= Aufgabe a =
Kannst du in den Einträgen den Abschnitt, der mit der Zeile mit „svg-text:巴中市: 巴中市 — [832, 247, 874, 263]“ beginnt und mit dem Ende der Einträge schließt, noch einmal ausgeben und darin „南充市“ gegen „广安市“ tauschen, ohne sonst etwas zu ändern?

= Vorgegebener Text =
+ + + + +

Bis zum heutigen Tag wartet seine Ehefrau genau so wie die Frau Heinrich vergeblich auf eine Nachricht. Ich kann Ihnen sagen, daß der Arbeitsamtsdirektor Paul Volkmann noch im Januar in Buchenwald war. Er gehört nicht zu den Entlassenen. Es ist ihm bis zum heutigen Tag kein Prozeß gemacht worden. Er gehört zu den namenlosen Zehntausenden, die unter den gleichen Verhältnissen wie im faschistischen System ins KZ geschleppt wurden. Ein Unterschied zwischen den Zuständen von 1933 bis 1945 und den jetzigen: Herr Kollege Müller, Sie werden wissen, daß Sie aus Sachsenhausen schreiben durften, daß Sie von Zeit zu Zeit Verbindung mit Ihren Angehörigen aufnehmen konnten. Diese Möglichkeit ist unter dem „fortschrittlichen" östlichen System nicht mehr gegeben.
Dort werden eben Methoden angewandt, wie sie schon im Mittelalter als verwerflich galten. Das ist der Unterschied zwischen dem, was Sie reden, und dem, was Sie tun.
Herr Kollege Renner, ich habe Ihnen also die Namen genannt: Karl Heinrich, Berlin-Spandau, Paul Volkmann, Berlin-Wilmersdorf, und Werner Rüdiger, Berlin NO, Lychener Str. 7. Vielleicht sind Sie so freundlich, die Dinge einmal zu prüfen und festzustellen, was an diesen Angaben, die ich hier mache, nicht ganz glaubwürdig sein soll.
- Ich bin gerne bereit, Ihnen bei der Aufzählung dieser Fälle behilflich zu sein und weitere Namen zu nennen. Sie wissen, daß wir erst unlängst ein Graubuch herausgegeben haben. Aber ich will Ihnen die Sache beim ZK nicht so schwer machen. Beschaffen Sie uns Material über die drei Leute, deren Namen ich genannt habe, dann sind wir sehr dankbar.
— Wissen Sie, von Agententätigkeit verstehen Sie mehr!

+ + + + +

= Aufgabe b =
Welche Personen nennt der Redner in der Rede ausdrücklich mit Namen und Wohnort?

+ + + + +

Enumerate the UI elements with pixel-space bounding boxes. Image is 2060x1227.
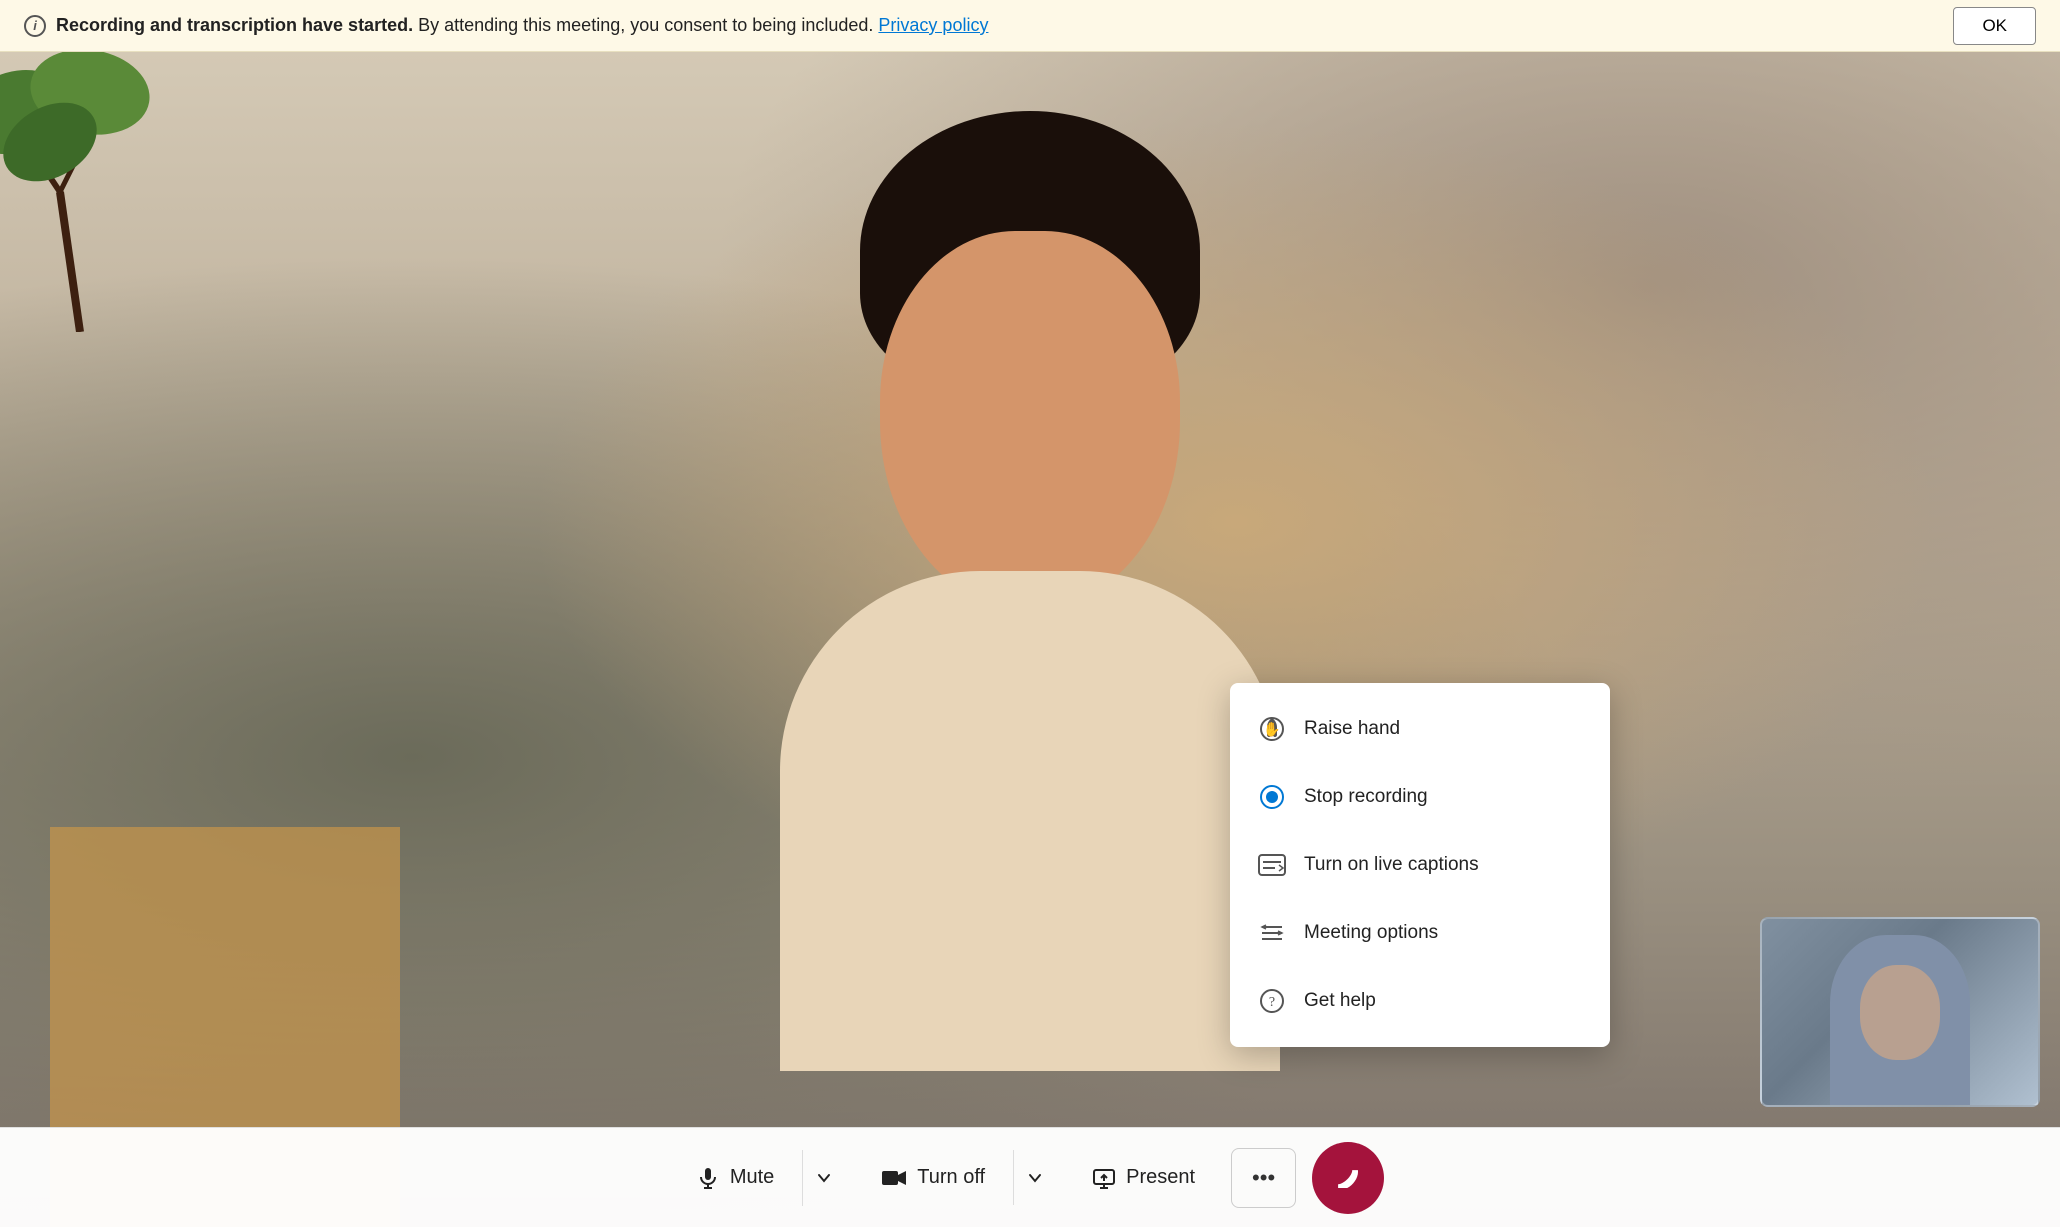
more-icon: ••• — [1252, 1165, 1275, 1190]
video-area: ✋ Raise hand Stop recording — [0, 52, 2060, 1227]
get-help-label: Get help — [1304, 990, 1376, 1012]
ok-button[interactable]: OK — [1953, 7, 2036, 45]
controls-bar: Mute Turn off — [0, 1127, 2060, 1227]
present-label: Present — [1126, 1166, 1195, 1189]
body — [780, 571, 1280, 1071]
options-icon — [1258, 919, 1286, 947]
notification-content: i Recording and transcription have start… — [24, 15, 988, 37]
privacy-policy-link[interactable]: Privacy policy — [878, 15, 988, 35]
end-call-button[interactable] — [1312, 1142, 1384, 1214]
mute-chevron[interactable] — [803, 1155, 845, 1201]
mute-button[interactable]: Mute — [668, 1150, 803, 1206]
menu-item-live-captions[interactable]: Turn on live captions — [1230, 831, 1610, 899]
raise-hand-label: Raise hand — [1304, 718, 1400, 740]
chevron-down-icon — [1028, 1171, 1042, 1185]
self-view-thumbnail — [1760, 917, 2040, 1107]
present-icon — [1092, 1166, 1116, 1190]
self-view-face — [1860, 965, 1940, 1060]
chevron-down-icon — [817, 1171, 831, 1185]
camera-button[interactable]: Turn off — [853, 1150, 1014, 1205]
menu-item-raise-hand[interactable]: ✋ Raise hand — [1230, 695, 1610, 763]
camera-button-group: Turn off — [853, 1150, 1056, 1205]
meeting-options-label: Meeting options — [1304, 922, 1438, 944]
notification-body: By attending this meeting, you consent t… — [418, 15, 873, 35]
svg-text:✋: ✋ — [1263, 721, 1280, 737]
raise-hand-icon: ✋ — [1258, 715, 1286, 743]
face — [880, 231, 1180, 611]
notification-text: Recording and transcription have started… — [56, 15, 988, 36]
camera-chevron[interactable] — [1014, 1155, 1056, 1201]
more-options-button[interactable]: ••• — [1231, 1148, 1296, 1208]
info-icon: i — [24, 15, 46, 37]
live-captions-label: Turn on live captions — [1304, 854, 1479, 876]
mute-label: Mute — [730, 1166, 774, 1189]
dropdown-menu: ✋ Raise hand Stop recording — [1230, 683, 1610, 1047]
plant-decoration — [0, 52, 200, 332]
mute-button-group: Mute — [668, 1150, 845, 1206]
menu-item-meeting-options[interactable]: Meeting options — [1230, 899, 1610, 967]
camera-label: Turn off — [917, 1166, 985, 1189]
record-icon — [1258, 783, 1286, 811]
microphone-icon — [696, 1166, 720, 1190]
present-button[interactable]: Present — [1064, 1150, 1223, 1206]
menu-item-stop-recording[interactable]: Stop recording — [1230, 763, 1610, 831]
self-view-person — [1830, 935, 1970, 1105]
stop-recording-label: Stop recording — [1304, 786, 1428, 808]
end-call-icon — [1332, 1168, 1364, 1188]
camera-icon — [881, 1168, 907, 1188]
captions-icon — [1258, 851, 1286, 879]
notification-banner: i Recording and transcription have start… — [0, 0, 2060, 52]
menu-item-get-help[interactable]: ? Get help — [1230, 967, 1610, 1035]
notification-bold: Recording and transcription have started… — [56, 15, 413, 35]
help-icon: ? — [1258, 987, 1286, 1015]
svg-text:?: ? — [1269, 995, 1275, 1010]
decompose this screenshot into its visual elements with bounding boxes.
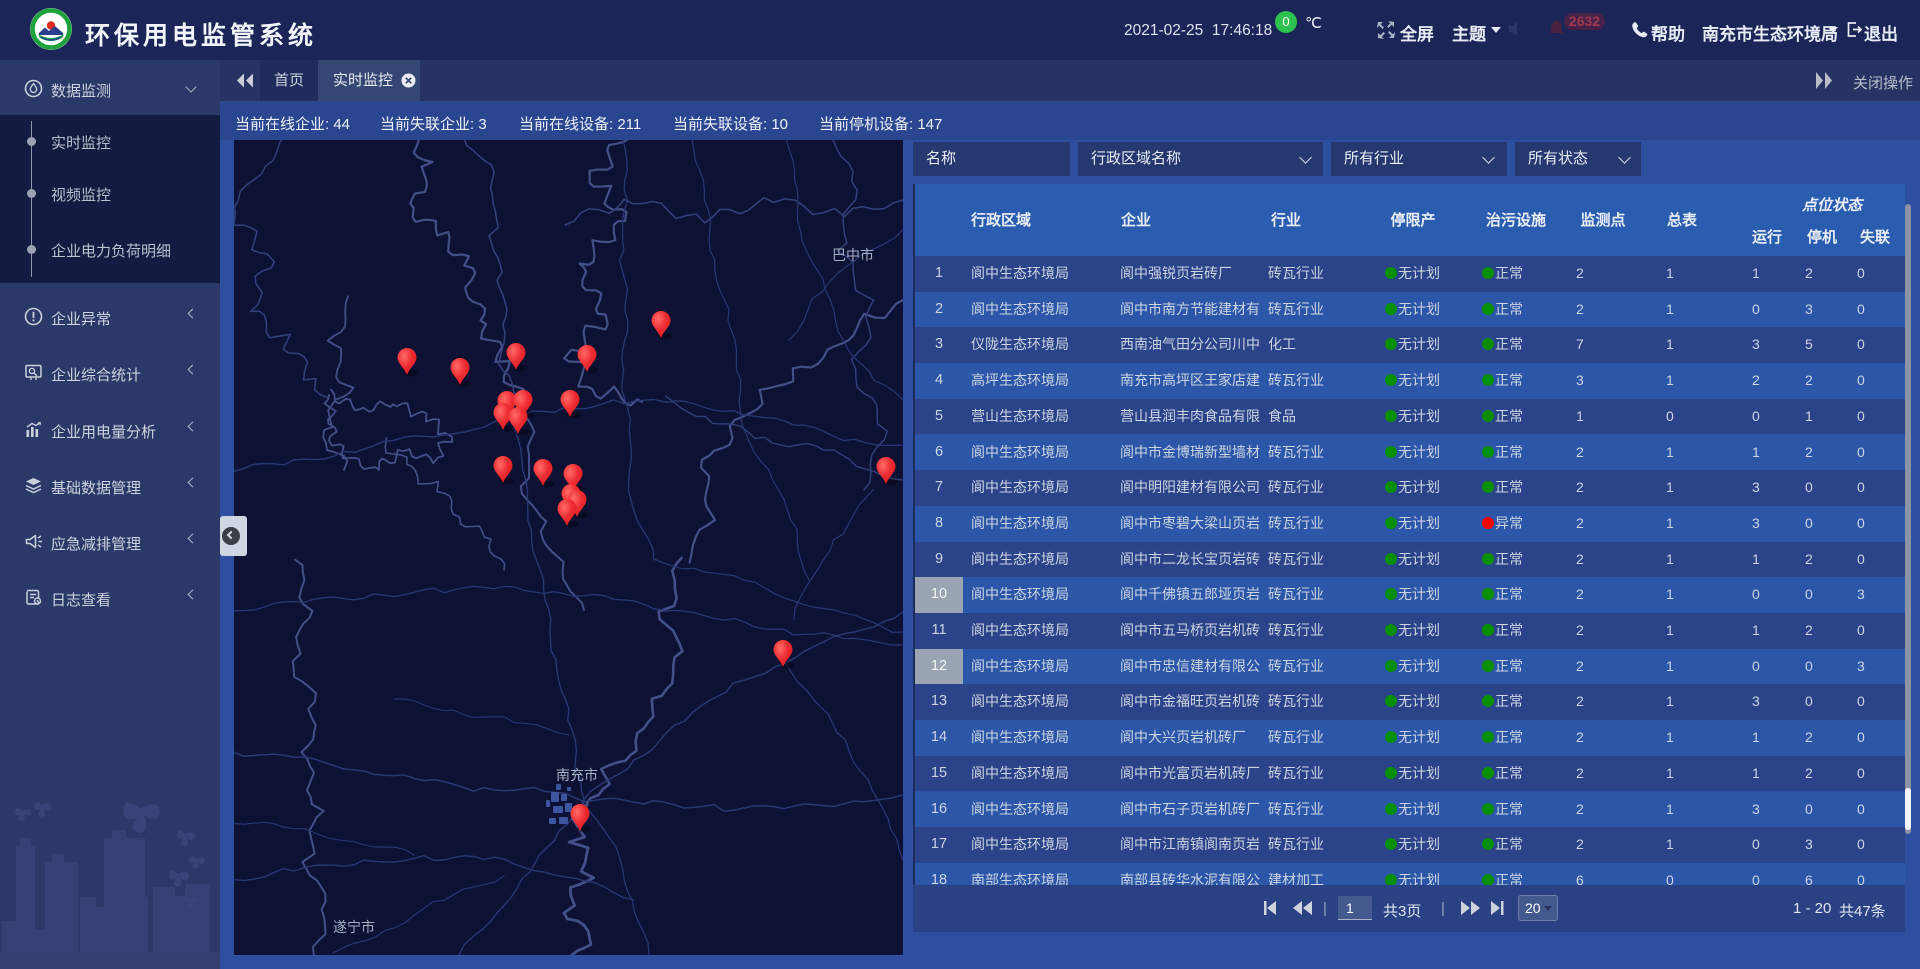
svg-text:巴中市: 巴中市 — [832, 247, 874, 263]
svg-text:遂宁市: 遂宁市 — [333, 919, 375, 935]
svg-text:南充市: 南充市 — [556, 767, 598, 783]
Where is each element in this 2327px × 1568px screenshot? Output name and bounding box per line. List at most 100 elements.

+ + + + +

= Schriftliche Antwort a =
svg-text:巴中市: 巴中市 — [832, 247, 874, 263]
svg-text:遂宁市: 遂宁市 — [333, 919, 375, 935]
svg-text:广安市: 广安市 — [556, 767, 598, 783]
Where is each element in this 2327px × 1568px screenshot? Output name and bounding box per line. List at most 100 elements.

= Schriftliche Antwort b =
- Karl Heinrich, Berlin-Spandau
- Paul Volkmann, Berlin-Wilmersdorf
- Werner Rüdiger, Berlin NO, Lychener Str. 7